AIM - In the listing below, locate the lines that hold the string "this". Copy those lines.

PROVIDED ENTRIES -
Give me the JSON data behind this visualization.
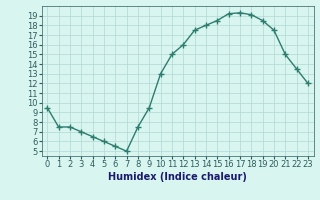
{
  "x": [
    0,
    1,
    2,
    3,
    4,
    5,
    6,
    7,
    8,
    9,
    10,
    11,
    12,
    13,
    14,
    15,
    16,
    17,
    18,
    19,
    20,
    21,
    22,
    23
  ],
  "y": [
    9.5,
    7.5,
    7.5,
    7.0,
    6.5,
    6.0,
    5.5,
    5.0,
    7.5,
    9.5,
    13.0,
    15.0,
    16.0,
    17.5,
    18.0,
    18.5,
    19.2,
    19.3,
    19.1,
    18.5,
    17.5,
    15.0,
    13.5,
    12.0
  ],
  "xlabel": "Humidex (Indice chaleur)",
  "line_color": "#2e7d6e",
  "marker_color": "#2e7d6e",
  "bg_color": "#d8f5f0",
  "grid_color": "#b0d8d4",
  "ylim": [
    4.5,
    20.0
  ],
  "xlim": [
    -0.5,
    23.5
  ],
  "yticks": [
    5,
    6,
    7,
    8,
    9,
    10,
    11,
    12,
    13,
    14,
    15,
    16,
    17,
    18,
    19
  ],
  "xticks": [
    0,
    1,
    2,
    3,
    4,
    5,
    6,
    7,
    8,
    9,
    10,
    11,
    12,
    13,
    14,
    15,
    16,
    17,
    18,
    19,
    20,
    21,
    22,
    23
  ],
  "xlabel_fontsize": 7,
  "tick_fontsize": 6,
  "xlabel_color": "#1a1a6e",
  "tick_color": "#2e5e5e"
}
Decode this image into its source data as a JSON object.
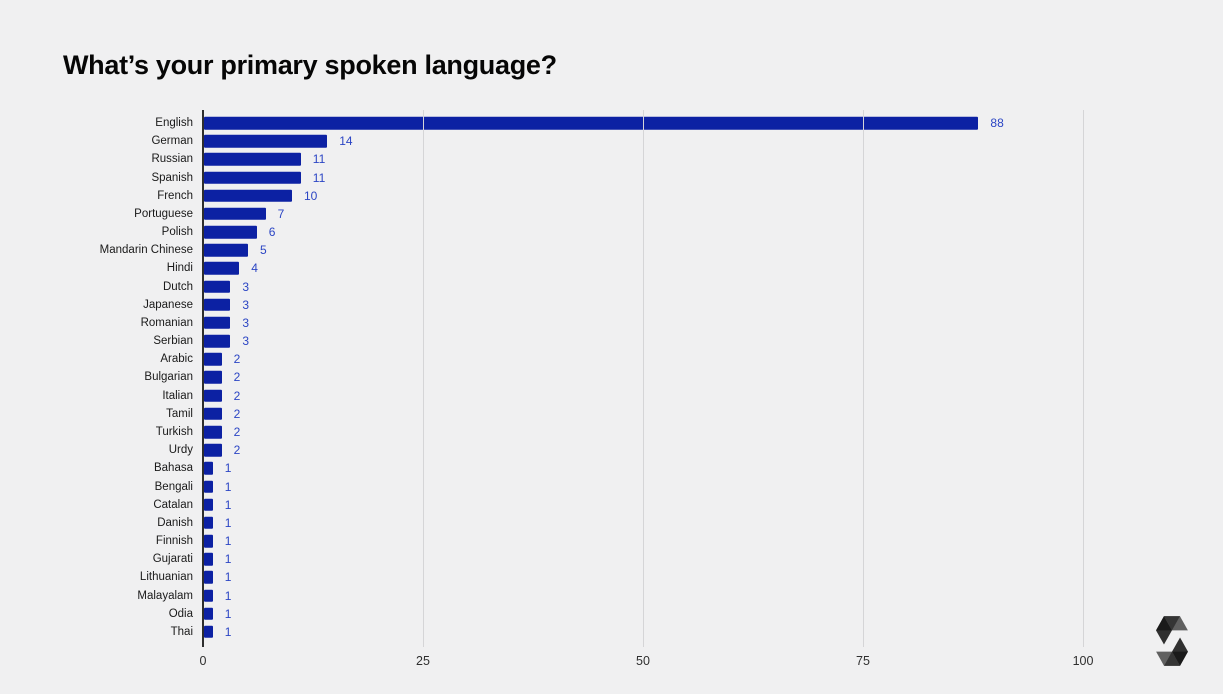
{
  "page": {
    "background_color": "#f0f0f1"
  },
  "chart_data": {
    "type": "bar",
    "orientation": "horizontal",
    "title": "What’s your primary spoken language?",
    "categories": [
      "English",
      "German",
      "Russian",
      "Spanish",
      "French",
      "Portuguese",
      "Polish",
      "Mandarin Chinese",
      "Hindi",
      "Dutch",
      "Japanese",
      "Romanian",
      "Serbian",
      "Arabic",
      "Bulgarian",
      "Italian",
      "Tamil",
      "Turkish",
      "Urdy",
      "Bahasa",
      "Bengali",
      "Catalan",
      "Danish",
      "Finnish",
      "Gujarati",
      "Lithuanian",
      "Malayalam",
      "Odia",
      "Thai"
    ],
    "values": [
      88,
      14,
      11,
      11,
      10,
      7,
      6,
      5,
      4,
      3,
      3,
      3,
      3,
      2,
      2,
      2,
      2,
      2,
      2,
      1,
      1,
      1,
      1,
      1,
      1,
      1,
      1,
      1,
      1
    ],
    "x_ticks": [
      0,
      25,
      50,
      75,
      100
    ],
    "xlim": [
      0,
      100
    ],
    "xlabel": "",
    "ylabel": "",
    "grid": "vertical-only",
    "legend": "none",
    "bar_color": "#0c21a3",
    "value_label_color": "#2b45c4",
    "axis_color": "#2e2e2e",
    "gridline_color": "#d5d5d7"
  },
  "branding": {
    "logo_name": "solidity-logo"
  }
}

FULL ANSWER -
Give me the JSON data behind this visualization.
Decode this image into its source data as a JSON object.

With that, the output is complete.